> [Work to be completed] Find and copy each line of the records where the string "triangle" shows up.

> [Task input]

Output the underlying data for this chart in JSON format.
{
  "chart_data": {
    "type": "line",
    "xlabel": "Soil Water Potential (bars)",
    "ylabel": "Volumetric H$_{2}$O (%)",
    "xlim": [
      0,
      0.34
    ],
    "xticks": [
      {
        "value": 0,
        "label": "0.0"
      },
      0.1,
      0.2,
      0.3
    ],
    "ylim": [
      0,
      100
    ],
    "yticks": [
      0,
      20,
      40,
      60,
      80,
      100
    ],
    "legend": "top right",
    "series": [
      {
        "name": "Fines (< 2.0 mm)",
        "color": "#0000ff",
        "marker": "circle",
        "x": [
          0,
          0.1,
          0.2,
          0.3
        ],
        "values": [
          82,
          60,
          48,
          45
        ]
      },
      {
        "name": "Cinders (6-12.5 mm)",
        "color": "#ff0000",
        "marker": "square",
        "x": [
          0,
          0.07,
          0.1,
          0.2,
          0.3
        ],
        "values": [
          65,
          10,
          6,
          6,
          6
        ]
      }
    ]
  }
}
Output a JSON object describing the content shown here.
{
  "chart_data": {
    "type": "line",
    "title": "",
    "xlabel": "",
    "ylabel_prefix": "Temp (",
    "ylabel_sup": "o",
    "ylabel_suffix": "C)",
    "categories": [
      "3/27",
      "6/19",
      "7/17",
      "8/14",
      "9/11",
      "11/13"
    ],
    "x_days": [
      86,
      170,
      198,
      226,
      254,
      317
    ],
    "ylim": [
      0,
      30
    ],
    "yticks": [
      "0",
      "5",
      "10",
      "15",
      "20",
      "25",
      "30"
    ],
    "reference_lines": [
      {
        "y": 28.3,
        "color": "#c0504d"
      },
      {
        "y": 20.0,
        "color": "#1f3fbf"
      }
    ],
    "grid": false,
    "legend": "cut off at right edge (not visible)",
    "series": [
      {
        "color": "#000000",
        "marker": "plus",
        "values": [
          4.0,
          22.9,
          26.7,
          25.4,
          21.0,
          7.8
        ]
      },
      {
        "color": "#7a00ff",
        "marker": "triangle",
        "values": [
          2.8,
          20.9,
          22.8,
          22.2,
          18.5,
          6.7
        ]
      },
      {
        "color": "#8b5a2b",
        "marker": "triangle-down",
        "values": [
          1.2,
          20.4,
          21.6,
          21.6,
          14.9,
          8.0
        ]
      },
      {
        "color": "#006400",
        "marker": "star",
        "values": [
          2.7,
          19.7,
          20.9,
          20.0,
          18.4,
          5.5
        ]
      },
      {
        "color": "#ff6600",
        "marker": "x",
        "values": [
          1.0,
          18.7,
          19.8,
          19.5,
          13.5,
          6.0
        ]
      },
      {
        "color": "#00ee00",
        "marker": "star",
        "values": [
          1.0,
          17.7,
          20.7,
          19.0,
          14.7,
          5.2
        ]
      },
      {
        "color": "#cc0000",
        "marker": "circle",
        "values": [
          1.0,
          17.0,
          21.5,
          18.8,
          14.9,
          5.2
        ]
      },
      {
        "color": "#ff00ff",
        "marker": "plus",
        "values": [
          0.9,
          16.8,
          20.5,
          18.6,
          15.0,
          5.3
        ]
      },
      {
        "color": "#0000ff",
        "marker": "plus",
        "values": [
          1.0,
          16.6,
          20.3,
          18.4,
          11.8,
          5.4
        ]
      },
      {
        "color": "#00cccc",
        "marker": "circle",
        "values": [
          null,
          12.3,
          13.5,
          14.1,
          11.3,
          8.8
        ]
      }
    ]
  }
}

> [Result below]
        "marker": "triangle",
        "marker": "triangle-down",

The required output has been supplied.